• [Task material]:
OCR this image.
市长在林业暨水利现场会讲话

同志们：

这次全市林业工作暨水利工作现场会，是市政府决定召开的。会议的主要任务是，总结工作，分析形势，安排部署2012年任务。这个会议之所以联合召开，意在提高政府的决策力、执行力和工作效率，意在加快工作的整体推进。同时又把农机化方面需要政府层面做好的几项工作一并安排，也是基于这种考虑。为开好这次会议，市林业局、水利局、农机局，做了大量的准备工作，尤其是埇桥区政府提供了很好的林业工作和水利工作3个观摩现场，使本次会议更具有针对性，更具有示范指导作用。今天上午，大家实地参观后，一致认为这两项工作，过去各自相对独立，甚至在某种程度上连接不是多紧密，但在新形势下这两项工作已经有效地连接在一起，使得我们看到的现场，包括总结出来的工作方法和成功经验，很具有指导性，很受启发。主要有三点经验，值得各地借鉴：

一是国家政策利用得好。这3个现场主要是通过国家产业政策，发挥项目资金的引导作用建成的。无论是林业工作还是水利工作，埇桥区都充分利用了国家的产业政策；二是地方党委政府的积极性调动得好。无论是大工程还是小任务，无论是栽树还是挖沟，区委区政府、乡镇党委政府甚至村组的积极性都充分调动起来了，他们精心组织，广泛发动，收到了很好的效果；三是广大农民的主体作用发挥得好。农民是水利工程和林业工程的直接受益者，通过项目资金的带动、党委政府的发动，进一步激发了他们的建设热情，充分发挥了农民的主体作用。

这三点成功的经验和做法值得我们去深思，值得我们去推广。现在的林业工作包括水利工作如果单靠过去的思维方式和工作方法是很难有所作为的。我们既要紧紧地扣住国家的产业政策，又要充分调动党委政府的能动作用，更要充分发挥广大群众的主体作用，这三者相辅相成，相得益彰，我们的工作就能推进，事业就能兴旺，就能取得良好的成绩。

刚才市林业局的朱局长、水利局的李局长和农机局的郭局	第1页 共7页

• [The problem]:
Print the whole listing again, exactly.

• [Response]:
OCR this image.
市长在林业暨水利现场会讲话

同志们：

这次全市林业工作暨水利工作现场会，是市政府决定召开的。会议的主要任务是，总结工作，分析形势，安排部署2012年任务。这个会议之所以联合召开，意在提高政府的决策力、执行力和工作效率，意在加快工作的整体推进。同时又把农机化方面需要政府层面做好的几项工作一并安排，也是基于这种考虑。为开好这次会议，市林业局、水利局、农机局，做了大量的准备工作，尤其是埇桥区政府提供了很好的林业工作和水利工作3个观摩现场，使本次会议更具有针对性，更具有示范指导作用。今天上午，大家实地参观后，一致认为这两项工作，过去各自相对独立，甚至在某种程度上连接不是多紧密，但在新形势下这两项工作已经有效地连接在一起，使得我们看到的现场，包括总结出来的工作方法和成功经验，很具有指导性，很受启发。主要有三点经验，值得各地借鉴：

一是国家政策利用得好。这3个现场主要是通过国家产业政策，发挥项目资金的引导作用建成的。无论是林业工作还是水利工作，埇桥区都充分利用了国家的产业政策；二是地方党委政府的积极性调动得好。无论是大工程还是小任务，无论是栽树还是挖沟，区委区政府、乡镇党委政府甚至村组的积极性都充分调动起来了，他们精心组织，广泛发动，收到了很好的效果；三是广大农民的主体作用发挥得好。农民是水利工程和林业工程的直接受益者，通过项目资金的带动、党委政府的发动，进一步激发了他们的建设热情，充分发挥了农民的主体作用。

这三点成功的经验和做法值得我们去深思，值得我们去推广。现在的林业工作包括水利工作如果单靠过去的思维方式和工作方法是很难有所作为的。我们既要紧紧地扣住国家的产业政策，又要充分调动党委政府的能动作用，更要充分发挥广大群众的主体作用，这三者相辅相成，相得益彰，我们的工作就能推进，事业就能兴旺，就能取得良好的成绩。

刚才市林业局的朱局长、水利局的李局长和农机局的郭局	第1页 共7页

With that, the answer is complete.